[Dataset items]
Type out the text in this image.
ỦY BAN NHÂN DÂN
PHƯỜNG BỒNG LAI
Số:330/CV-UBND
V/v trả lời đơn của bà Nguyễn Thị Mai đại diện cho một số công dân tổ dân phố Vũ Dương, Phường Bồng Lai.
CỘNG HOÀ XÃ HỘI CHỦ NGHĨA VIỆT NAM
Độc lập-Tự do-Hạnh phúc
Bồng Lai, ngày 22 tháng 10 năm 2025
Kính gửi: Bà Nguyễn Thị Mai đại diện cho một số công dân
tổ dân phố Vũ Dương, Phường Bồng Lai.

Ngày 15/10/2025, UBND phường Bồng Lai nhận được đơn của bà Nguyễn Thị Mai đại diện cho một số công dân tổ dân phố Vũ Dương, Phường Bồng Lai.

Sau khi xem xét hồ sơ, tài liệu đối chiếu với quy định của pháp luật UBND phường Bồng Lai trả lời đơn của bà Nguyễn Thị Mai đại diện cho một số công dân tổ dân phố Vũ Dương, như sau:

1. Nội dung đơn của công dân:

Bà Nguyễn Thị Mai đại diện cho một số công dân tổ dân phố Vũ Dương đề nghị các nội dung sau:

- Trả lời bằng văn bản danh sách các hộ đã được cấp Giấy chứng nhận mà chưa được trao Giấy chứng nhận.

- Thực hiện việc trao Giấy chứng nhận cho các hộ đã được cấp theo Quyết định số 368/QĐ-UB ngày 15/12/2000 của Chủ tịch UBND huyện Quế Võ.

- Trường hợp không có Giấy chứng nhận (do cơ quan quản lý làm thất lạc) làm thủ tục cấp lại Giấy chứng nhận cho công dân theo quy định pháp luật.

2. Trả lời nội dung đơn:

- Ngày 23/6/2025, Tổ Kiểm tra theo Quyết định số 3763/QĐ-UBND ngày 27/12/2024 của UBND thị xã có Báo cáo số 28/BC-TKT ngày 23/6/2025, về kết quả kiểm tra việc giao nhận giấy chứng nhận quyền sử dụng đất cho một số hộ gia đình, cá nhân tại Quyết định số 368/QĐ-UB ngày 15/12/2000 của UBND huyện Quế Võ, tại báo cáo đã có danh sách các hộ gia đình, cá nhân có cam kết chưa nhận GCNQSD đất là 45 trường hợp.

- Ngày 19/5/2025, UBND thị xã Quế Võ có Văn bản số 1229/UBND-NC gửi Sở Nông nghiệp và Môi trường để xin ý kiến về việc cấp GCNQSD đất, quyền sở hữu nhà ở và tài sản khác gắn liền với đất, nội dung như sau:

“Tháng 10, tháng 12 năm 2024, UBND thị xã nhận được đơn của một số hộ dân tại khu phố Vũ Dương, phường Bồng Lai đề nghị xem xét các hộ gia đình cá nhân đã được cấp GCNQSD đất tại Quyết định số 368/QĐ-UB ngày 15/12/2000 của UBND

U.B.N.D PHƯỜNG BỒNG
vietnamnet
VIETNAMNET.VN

TASK BRIEF
Please reproduce the entire listing, exactly as shown.

EXERCISE RESPONSE
Type out the text in this image.
ỦY BAN NHÂN DÂN
PHƯỜNG BỒNG LAI
Số:330/CV-UBND
V/v trả lời đơn của bà Nguyễn Thị Mai đại diện cho một số công dân tổ dân phố Vũ Dương, Phường Bồng Lai.
CỘNG HOÀ XÃ HỘI CHỦ NGHĨA VIỆT NAM
Độc lập-Tự do-Hạnh phúc
Bồng Lai, ngày 22 tháng 10 năm 2025
Kính gửi: Bà Nguyễn Thị Mai đại diện cho một số công dân
tổ dân phố Vũ Dương, Phường Bồng Lai.

Ngày 15/10/2025, UBND phường Bồng Lai nhận được đơn của bà Nguyễn Thị Mai đại diện cho một số công dân tổ dân phố Vũ Dương, Phường Bồng Lai.

Sau khi xem xét hồ sơ, tài liệu đối chiếu với quy định của pháp luật UBND phường Bồng Lai trả lời đơn của bà Nguyễn Thị Mai đại diện cho một số công dân tổ dân phố Vũ Dương, như sau:

1. Nội dung đơn của công dân:

Bà Nguyễn Thị Mai đại diện cho một số công dân tổ dân phố Vũ Dương đề nghị các nội dung sau:

- Trả lời bằng văn bản danh sách các hộ đã được cấp Giấy chứng nhận mà chưa được trao Giấy chứng nhận.

- Thực hiện việc trao Giấy chứng nhận cho các hộ đã được cấp theo Quyết định số 368/QĐ-UB ngày 15/12/2000 của Chủ tịch UBND huyện Quế Võ.

- Trường hợp không có Giấy chứng nhận (do cơ quan quản lý làm thất lạc) làm thủ tục cấp lại Giấy chứng nhận cho công dân theo quy định pháp luật.

2. Trả lời nội dung đơn:

- Ngày 23/6/2025, Tổ Kiểm tra theo Quyết định số 3763/QĐ-UBND ngày 27/12/2024 của UBND thị xã có Báo cáo số 28/BC-TKT ngày 23/6/2025, về kết quả kiểm tra việc giao nhận giấy chứng nhận quyền sử dụng đất cho một số hộ gia đình, cá nhân tại Quyết định số 368/QĐ-UB ngày 15/12/2000 của UBND huyện Quế Võ, tại báo cáo đã có danh sách các hộ gia đình, cá nhân có cam kết chưa nhận GCNQSD đất là 45 trường hợp.

- Ngày 19/5/2025, UBND thị xã Quế Võ có Văn bản số 1229/UBND-NC gửi Sở Nông nghiệp và Môi trường để xin ý kiến về việc cấp GCNQSD đất, quyền sở hữu nhà ở và tài sản khác gắn liền với đất, nội dung như sau:

“Tháng 10, tháng 12 năm 2024, UBND thị xã nhận được đơn của một số hộ dân tại khu phố Vũ Dương, phường Bồng Lai đề nghị xem xét các hộ gia đình cá nhân đã được cấp GCNQSD đất tại Quyết định số 368/QĐ-UB ngày 15/12/2000 của UBND

U.B.N.D PHƯỜNG BỒNG
vietnamnet
VIETNAMNET.VN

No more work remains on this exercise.